-- Start of Listed entries --

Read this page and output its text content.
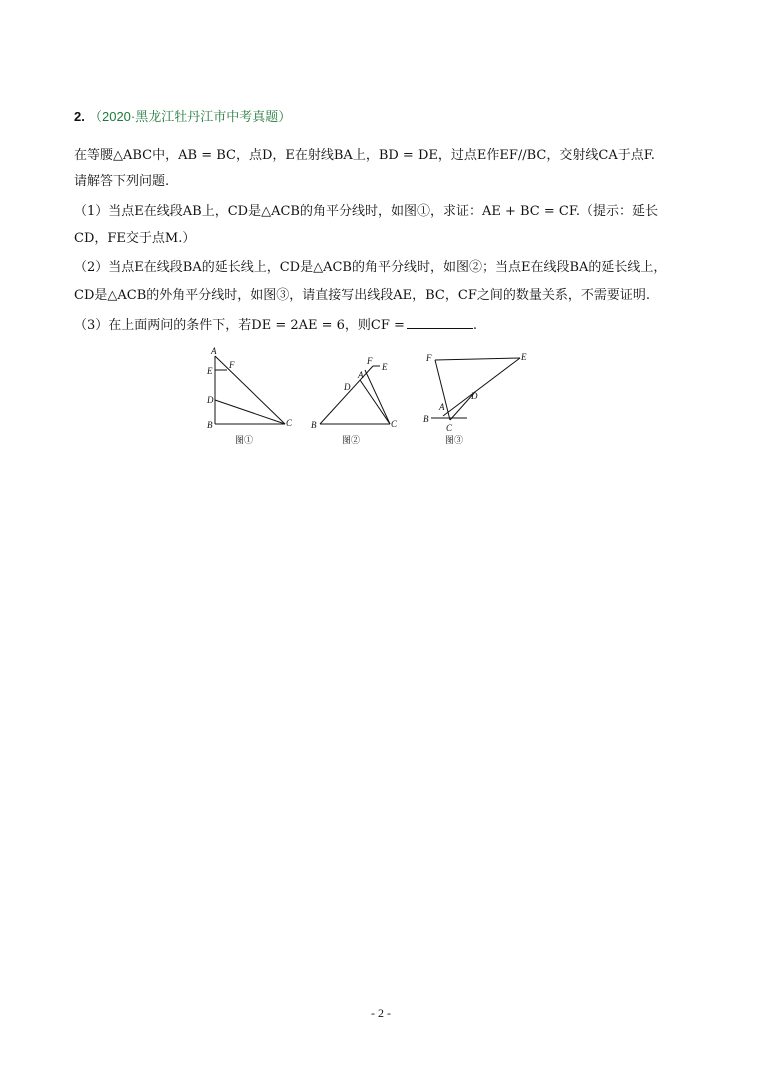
2. （2020·黑龙江牡丹江市中考真题）
在等腰△ABC中，AB = BC，点D，E在射线BA上，BD = DE，过点E作EF//BC，交射线CA于点F.
请解答下列问题.
（1）当点E在线段AB上，CD是△ACB的角平分线时，如图①，求证：AE + BC = CF.（提示：延长
CD，FE交于点M.）
（2）当点E在线段BA的延长线上，CD是△ACB的角平分线时，如图②；当点E在线段BA的延长线上，
CD是△ACB的外角平分线时，如图③，请直接写出线段AE，BC，CF之间的数量关系，不需要证明.
（3）在上面两问的条件下，若DE = 2AE = 6，则CF =	.
A
E
F
D
B	C
图①
F
E
A
D
B	C
图②
F	E
D
A
B
C
图③
- 2 -
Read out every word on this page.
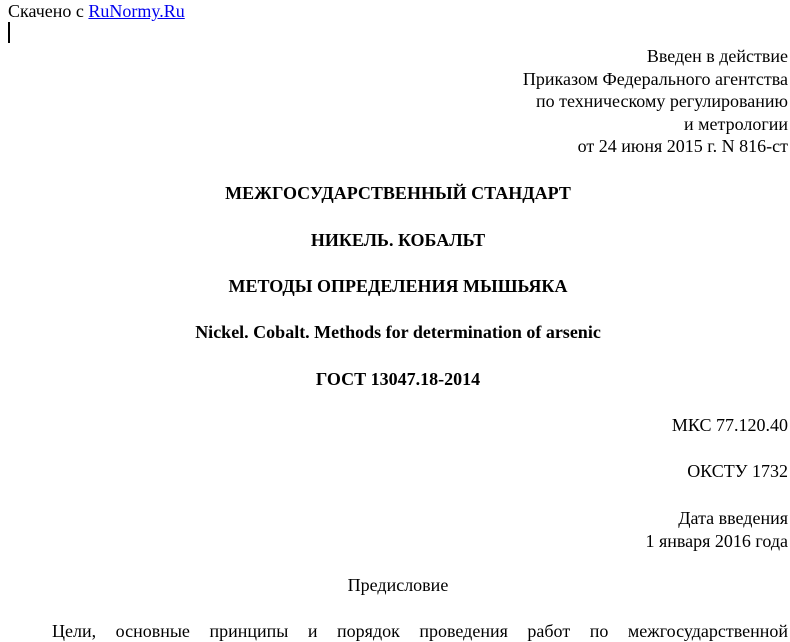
Скачено с RuNormy.Ru
Введен в действие
Приказом Федерального агентства
по техническому регулированию
и метрологии
от 24 июня 2015 г. N 816-ст
МЕЖГОСУДАРСТВЕННЫЙ СТАНДАРТ
НИКЕЛЬ. КОБАЛЬТ
МЕТОДЫ ОПРЕДЕЛЕНИЯ МЫШЬЯКА
Nickel. Cobalt. Methods for determination of arsenic
ГОСТ 13047.18-2014
МКС 77.120.40
ОКСТУ 1732
Дата введения
1 января 2016 года
Предисловие
Цели, основные принципы и порядок проведения работ по межгосударственной
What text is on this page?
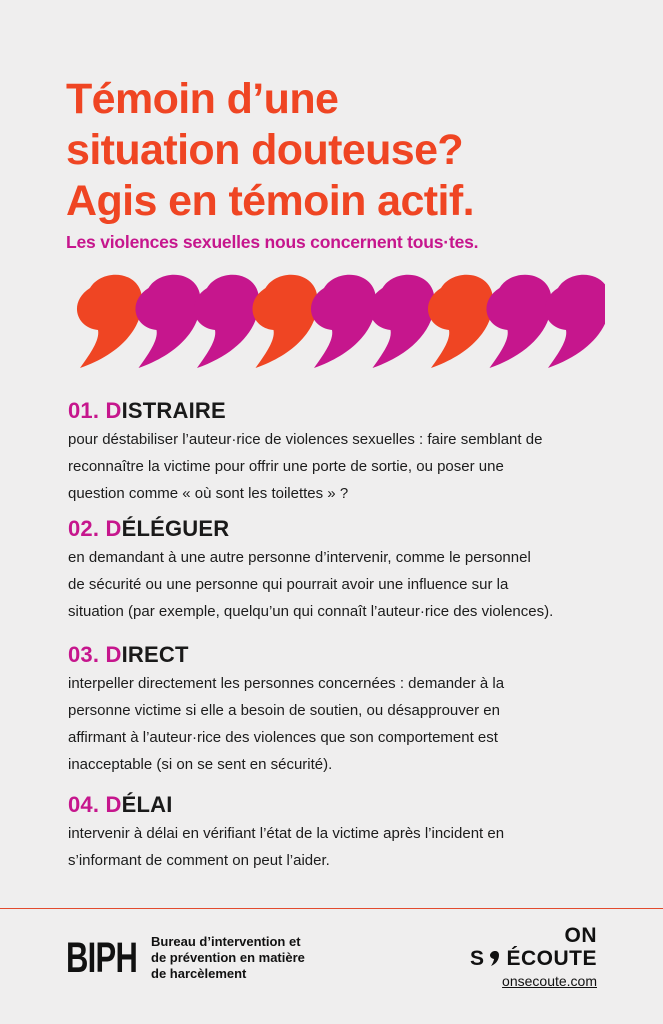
Témoin d’une
situation douteuse?
Agis en témoin actif.

Les violences sexuelles nous concernent tous·tes.

01. DISTRAIRE

pour déstabiliser l’auteur·rice de violences sexuelles : faire semblant de
reconnaître la victime pour offrir une porte de sortie, ou poser une
question comme « où sont les toilettes » ?

02. DÉLÉGUER

en demandant à une autre personne d’intervenir, comme le personnel
de sécurité ou une personne qui pourrait avoir une influence sur la
situation (par exemple, quelqu’un qui connaît l’auteur·rice des violences).

03. DIRECT

interpeller directement les personnes concernées : demander à la
personne victime si elle a besoin de soutien, ou désapprouver en
affirmant à l’auteur·rice des violences que son comportement est
inacceptable (si on se sent en sécurité).

04. DÉLAI

intervenir à délai en vérifiant l’état de la victime après l’incident en
s’informant de comment on peut l’aider.

BIPH Bureau d’intervention et
de prévention en matière
de harcèlement
ON
S ÉCOUTE
onsecoute.com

-- End of Listed entries --

Make an exact reproduction of the listing above, without any pictures.

*Exercise output*:
Read this page and output its text content.
2. （2020·黑龙江牡丹江市中考真题）
在等腰△ABC中，AB = BC，点D，E在射线BA上，BD = DE，过点E作EF//BC，交射线CA于点F.
请解答下列问题.
（1）当点E在线段AB上，CD是△ACB的角平分线时，如图①，求证：AE + BC = CF.（提示：延长
CD，FE交于点M.）
（2）当点E在线段BA的延长线上，CD是△ACB的角平分线时，如图②；当点E在线段BA的延长线上，
CD是△ACB的外角平分线时，如图③，请直接写出线段AE，BC，CF之间的数量关系，不需要证明.
（3）在上面两问的条件下，若DE = 2AE = 6，则CF =	.
A
E
F
D
B	C
图①
F
E
A
D
B	C
图②
F	E
D
A
B
C
图③
- 2 -
Read out every word on this page.
Скачено с RuNormy.Ru
Введен в действие
Приказом Федерального агентства
по техническому регулированию
и метрологии
от 24 июня 2015 г. N 816-ст
МЕЖГОСУДАРСТВЕННЫЙ СТАНДАРТ
НИКЕЛЬ. КОБАЛЬТ
МЕТОДЫ ОПРЕДЕЛЕНИЯ МЫШЬЯКА
Nickel. Cobalt. Methods for determination of arsenic
ГОСТ 13047.18-2014
МКС 77.120.40
ОКСТУ 1732
Дата введения
1 января 2016 года
Предисловие
Цели, основные принципы и порядок проведения работ по межгосударственной
What text is on this page?
Témoin d’une
situation douteuse?
Agis en témoin actif.

Les violences sexuelles nous concernent tous·tes.

01. DISTRAIRE

pour déstabiliser l’auteur·rice de violences sexuelles : faire semblant de
reconnaître la victime pour offrir une porte de sortie, ou poser une
question comme « où sont les toilettes » ?

02. DÉLÉGUER

en demandant à une autre personne d’intervenir, comme le personnel
de sécurité ou une personne qui pourrait avoir une influence sur la
situation (par exemple, quelqu’un qui connaît l’auteur·rice des violences).

03. DIRECT

interpeller directement les personnes concernées : demander à la
personne victime si elle a besoin de soutien, ou désapprouver en
affirmant à l’auteur·rice des violences que son comportement est
inacceptable (si on se sent en sécurité).

04. DÉLAI

intervenir à délai en vérifiant l’état de la victime après l’incident en
s’informant de comment on peut l’aider.

BIPH Bureau d’intervention et
de prévention en matière
de harcèlement
ON
S ÉCOUTE
onsecoute.com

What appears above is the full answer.